■ **What you have to do**
Gather the lines from the material that contain "sapien".

■ **Data records**
## BEGIN

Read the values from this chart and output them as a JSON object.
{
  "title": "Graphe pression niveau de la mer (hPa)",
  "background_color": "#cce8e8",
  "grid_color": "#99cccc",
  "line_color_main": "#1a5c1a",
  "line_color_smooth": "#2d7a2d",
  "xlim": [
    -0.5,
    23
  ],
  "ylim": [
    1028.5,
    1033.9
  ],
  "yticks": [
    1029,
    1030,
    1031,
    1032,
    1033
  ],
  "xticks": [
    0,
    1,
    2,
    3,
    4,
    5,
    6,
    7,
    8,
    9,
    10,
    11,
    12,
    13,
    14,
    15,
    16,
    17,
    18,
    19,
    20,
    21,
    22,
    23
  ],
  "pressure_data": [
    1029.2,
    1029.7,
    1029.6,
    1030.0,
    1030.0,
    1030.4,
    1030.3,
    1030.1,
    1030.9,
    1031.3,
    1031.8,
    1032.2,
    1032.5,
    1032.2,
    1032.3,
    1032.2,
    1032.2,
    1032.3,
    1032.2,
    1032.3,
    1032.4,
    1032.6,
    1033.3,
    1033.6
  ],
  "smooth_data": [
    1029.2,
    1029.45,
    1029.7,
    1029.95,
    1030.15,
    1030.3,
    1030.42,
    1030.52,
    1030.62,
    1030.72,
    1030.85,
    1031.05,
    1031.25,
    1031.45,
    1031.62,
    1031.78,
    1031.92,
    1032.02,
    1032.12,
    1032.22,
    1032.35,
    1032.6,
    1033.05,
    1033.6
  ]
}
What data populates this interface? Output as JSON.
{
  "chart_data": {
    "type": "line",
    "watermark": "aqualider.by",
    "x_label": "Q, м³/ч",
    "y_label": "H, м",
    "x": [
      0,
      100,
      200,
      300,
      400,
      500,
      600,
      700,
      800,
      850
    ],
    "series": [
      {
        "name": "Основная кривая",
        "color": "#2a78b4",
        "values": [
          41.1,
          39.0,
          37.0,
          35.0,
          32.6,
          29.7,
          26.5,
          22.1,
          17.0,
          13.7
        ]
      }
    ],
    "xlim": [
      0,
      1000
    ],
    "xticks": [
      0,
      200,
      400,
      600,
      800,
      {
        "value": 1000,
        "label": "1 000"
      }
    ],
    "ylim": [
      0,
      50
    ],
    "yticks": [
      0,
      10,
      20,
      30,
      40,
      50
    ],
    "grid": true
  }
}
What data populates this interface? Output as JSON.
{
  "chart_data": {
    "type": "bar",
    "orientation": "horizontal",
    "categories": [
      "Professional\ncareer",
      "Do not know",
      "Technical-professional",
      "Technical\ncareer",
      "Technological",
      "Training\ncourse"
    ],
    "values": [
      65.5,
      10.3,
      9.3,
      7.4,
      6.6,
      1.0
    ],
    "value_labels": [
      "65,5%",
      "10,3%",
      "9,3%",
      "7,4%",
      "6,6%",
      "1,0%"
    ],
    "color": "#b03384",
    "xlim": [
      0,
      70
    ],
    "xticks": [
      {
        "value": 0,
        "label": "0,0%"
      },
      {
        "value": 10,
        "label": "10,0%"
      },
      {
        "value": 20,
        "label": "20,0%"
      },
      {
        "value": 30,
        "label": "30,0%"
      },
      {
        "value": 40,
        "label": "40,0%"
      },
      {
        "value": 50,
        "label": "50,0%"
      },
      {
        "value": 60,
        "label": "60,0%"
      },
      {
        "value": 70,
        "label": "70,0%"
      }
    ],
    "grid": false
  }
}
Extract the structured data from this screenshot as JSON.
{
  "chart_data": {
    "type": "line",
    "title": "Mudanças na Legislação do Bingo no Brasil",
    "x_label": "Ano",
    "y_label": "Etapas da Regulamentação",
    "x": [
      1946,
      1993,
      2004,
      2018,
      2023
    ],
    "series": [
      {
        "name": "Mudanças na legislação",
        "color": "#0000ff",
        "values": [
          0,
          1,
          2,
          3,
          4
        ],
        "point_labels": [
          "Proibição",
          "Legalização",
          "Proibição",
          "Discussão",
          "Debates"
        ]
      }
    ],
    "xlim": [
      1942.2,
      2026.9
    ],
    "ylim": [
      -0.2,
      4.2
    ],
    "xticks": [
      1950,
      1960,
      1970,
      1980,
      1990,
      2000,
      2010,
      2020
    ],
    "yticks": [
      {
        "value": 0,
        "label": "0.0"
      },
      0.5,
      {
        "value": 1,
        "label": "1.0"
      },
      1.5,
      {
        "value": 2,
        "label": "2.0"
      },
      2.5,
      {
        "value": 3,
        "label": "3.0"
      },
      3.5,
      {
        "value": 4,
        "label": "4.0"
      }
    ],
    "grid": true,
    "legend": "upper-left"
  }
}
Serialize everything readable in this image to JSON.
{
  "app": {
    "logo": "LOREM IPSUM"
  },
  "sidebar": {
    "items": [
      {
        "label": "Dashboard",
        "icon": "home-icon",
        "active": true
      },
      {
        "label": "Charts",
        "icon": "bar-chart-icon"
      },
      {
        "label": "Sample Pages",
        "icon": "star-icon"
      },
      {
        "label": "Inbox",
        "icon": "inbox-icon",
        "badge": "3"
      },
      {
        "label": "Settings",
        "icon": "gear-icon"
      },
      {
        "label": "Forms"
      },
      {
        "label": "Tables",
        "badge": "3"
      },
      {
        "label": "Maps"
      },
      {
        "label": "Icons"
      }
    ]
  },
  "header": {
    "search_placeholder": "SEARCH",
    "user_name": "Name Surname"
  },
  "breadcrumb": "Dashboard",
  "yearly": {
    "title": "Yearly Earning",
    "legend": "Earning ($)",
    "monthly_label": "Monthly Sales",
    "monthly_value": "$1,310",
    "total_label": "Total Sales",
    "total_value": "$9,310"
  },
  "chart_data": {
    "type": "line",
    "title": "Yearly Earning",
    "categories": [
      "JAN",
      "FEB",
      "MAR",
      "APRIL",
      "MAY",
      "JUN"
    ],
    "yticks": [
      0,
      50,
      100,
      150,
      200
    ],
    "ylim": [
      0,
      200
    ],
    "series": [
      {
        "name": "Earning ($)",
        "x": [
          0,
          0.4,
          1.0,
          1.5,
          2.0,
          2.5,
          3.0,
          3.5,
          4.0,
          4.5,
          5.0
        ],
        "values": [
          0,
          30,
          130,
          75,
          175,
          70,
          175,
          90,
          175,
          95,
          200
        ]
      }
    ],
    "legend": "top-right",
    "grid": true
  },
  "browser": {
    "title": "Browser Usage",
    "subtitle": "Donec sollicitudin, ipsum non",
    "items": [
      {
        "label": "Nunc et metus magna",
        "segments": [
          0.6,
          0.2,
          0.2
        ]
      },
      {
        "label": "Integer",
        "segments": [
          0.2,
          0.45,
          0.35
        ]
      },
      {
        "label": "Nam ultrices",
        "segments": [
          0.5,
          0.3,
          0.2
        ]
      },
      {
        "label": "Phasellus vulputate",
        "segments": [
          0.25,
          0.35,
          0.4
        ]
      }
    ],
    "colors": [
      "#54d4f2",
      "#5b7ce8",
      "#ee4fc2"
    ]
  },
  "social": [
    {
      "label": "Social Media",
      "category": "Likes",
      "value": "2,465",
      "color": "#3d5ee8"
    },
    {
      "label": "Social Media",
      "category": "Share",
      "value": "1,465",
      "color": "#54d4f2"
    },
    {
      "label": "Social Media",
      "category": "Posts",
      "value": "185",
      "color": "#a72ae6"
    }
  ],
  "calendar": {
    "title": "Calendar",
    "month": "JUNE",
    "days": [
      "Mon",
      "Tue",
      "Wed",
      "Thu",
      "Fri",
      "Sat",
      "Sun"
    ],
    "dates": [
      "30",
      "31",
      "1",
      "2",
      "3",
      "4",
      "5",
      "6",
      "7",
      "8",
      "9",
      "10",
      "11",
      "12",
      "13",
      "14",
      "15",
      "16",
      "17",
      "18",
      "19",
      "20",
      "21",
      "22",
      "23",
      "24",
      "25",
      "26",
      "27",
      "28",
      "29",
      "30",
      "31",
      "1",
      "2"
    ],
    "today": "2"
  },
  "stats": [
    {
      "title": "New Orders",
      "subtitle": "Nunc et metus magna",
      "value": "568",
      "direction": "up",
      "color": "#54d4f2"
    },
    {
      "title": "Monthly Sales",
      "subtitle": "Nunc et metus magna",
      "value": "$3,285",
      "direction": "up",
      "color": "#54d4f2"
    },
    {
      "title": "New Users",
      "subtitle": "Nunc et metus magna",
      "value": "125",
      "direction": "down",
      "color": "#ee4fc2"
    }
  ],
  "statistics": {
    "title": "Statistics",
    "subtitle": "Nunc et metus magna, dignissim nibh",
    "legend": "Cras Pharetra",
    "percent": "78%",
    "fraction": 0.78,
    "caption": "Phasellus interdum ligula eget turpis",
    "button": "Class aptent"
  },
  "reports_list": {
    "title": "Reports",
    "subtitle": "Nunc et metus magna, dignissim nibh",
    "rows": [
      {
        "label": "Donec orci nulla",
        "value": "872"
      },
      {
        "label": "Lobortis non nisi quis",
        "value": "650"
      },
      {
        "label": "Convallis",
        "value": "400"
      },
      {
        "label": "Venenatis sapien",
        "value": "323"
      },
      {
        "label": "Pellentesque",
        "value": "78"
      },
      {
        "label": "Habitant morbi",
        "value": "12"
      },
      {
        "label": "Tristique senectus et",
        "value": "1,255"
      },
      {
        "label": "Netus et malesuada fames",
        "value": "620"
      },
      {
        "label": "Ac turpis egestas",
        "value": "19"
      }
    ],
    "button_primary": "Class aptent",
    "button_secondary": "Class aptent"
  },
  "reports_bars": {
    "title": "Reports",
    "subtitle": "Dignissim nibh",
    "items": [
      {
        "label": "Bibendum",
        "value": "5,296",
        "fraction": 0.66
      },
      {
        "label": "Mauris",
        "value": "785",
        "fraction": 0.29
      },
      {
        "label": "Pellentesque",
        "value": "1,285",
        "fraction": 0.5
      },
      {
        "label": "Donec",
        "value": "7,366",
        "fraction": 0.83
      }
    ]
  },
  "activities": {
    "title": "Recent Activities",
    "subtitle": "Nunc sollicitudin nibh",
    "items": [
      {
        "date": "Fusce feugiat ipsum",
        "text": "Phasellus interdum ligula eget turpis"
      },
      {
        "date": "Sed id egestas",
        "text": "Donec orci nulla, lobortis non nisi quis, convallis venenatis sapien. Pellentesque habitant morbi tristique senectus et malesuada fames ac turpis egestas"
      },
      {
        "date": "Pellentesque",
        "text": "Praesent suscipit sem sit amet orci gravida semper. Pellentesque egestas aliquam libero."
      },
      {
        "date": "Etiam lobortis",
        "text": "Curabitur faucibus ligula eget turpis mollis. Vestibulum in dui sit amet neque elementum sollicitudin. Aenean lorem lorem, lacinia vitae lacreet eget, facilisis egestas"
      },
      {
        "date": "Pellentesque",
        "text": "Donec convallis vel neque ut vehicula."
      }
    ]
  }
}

## END

■ **Response below**
        "label": "Venenatis sapien",
        "text": "Donec orci nulla, lobortis non nisi quis, convallis venenatis sapien. Pellentesque habitant morbi tristique senectus et malesuada fames ac turpis egestas"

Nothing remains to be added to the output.